◆ DATA PROVIDED:
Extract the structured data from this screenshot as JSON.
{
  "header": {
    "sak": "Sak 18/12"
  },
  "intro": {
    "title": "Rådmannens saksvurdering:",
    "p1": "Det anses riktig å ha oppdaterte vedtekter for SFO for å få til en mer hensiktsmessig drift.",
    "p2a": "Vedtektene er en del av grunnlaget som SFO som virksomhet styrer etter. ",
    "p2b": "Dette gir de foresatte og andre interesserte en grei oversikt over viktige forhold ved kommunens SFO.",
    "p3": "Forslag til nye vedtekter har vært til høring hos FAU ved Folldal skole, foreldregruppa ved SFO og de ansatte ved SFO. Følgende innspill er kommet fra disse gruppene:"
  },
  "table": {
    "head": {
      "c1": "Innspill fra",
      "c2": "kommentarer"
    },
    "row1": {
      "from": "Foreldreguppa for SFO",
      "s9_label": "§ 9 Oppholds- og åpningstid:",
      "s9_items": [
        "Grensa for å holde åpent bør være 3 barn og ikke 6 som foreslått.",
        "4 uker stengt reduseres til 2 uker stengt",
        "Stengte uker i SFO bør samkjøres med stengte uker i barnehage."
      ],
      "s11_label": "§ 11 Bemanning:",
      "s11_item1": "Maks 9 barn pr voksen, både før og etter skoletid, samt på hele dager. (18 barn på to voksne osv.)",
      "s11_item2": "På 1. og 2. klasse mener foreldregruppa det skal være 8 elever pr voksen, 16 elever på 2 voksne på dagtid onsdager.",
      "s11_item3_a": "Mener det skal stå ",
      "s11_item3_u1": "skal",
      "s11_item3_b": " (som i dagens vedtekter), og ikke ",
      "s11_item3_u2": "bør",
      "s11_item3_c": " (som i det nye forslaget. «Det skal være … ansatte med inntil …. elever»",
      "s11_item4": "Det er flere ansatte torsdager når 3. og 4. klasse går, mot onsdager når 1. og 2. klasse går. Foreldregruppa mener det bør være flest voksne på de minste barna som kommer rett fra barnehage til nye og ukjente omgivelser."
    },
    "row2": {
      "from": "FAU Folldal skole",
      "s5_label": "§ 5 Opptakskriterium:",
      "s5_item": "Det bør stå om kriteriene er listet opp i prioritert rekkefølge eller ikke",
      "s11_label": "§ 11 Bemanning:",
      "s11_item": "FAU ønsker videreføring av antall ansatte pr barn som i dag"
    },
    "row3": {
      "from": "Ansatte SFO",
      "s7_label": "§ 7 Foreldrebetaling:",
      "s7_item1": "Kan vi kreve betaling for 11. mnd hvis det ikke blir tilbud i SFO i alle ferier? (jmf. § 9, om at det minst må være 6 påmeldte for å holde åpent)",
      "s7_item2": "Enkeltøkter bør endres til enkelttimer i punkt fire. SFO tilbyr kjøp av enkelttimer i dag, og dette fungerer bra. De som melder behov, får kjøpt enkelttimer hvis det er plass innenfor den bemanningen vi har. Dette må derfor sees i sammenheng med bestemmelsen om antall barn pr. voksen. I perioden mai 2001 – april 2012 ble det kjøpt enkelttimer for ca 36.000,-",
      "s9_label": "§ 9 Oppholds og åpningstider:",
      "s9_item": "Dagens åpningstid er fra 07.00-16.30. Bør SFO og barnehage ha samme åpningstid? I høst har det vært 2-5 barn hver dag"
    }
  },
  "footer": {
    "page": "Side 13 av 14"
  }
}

◆ YOUR TASK: Extract the full listing and reproduce each line exactly.

◆ RESPONSE:
Extract the structured data from this screenshot as JSON.
{
  "header": {
    "sak": "Sak 18/12"
  },
  "intro": {
    "title": "Rådmannens saksvurdering:",
    "p1": "Det anses riktig å ha oppdaterte vedtekter for SFO for å få til en mer hensiktsmessig drift.",
    "p2a": "Vedtektene er en del av grunnlaget som SFO som virksomhet styrer etter. ",
    "p2b": "Dette gir de foresatte og andre interesserte en grei oversikt over viktige forhold ved kommunens SFO.",
    "p3": "Forslag til nye vedtekter har vært til høring hos FAU ved Folldal skole, foreldregruppa ved SFO og de ansatte ved SFO. Følgende innspill er kommet fra disse gruppene:"
  },
  "table": {
    "head": {
      "c1": "Innspill fra",
      "c2": "kommentarer"
    },
    "row1": {
      "from": "Foreldreguppa for SFO",
      "s9_label": "§ 9 Oppholds- og åpningstid:",
      "s9_items": [
        "Grensa for å holde åpent bør være 3 barn og ikke 6 som foreslått.",
        "4 uker stengt reduseres til 2 uker stengt",
        "Stengte uker i SFO bør samkjøres med stengte uker i barnehage."
      ],
      "s11_label": "§ 11 Bemanning:",
      "s11_item1": "Maks 9 barn pr voksen, både før og etter skoletid, samt på hele dager. (18 barn på to voksne osv.)",
      "s11_item2": "På 1. og 2. klasse mener foreldregruppa det skal være 8 elever pr voksen, 16 elever på 2 voksne på dagtid onsdager.",
      "s11_item3_a": "Mener det skal stå ",
      "s11_item3_u1": "skal",
      "s11_item3_b": " (som i dagens vedtekter), og ikke ",
      "s11_item3_u2": "bør",
      "s11_item3_c": " (som i det nye forslaget. «Det skal være … ansatte med inntil …. elever»",
      "s11_item4": "Det er flere ansatte torsdager når 3. og 4. klasse går, mot onsdager når 1. og 2. klasse går. Foreldregruppa mener det bør være flest voksne på de minste barna som kommer rett fra barnehage til nye og ukjente omgivelser."
    },
    "row2": {
      "from": "FAU Folldal skole",
      "s5_label": "§ 5 Opptakskriterium:",
      "s5_item": "Det bør stå om kriteriene er listet opp i prioritert rekkefølge eller ikke",
      "s11_label": "§ 11 Bemanning:",
      "s11_item": "FAU ønsker videreføring av antall ansatte pr barn som i dag"
    },
    "row3": {
      "from": "Ansatte SFO",
      "s7_label": "§ 7 Foreldrebetaling:",
      "s7_item1": "Kan vi kreve betaling for 11. mnd hvis det ikke blir tilbud i SFO i alle ferier? (jmf. § 9, om at det minst må være 6 påmeldte for å holde åpent)",
      "s7_item2": "Enkeltøkter bør endres til enkelttimer i punkt fire. SFO tilbyr kjøp av enkelttimer i dag, og dette fungerer bra. De som melder behov, får kjøpt enkelttimer hvis det er plass innenfor den bemanningen vi har. Dette må derfor sees i sammenheng med bestemmelsen om antall barn pr. voksen. I perioden mai 2001 – april 2012 ble det kjøpt enkelttimer for ca 36.000,-",
      "s9_label": "§ 9 Oppholds og åpningstider:",
      "s9_item": "Dagens åpningstid er fra 07.00-16.30. Bør SFO og barnehage ha samme åpningstid? I høst har det vært 2-5 barn hver dag"
    }
  },
  "footer": {
    "page": "Side 13 av 14"
  }
}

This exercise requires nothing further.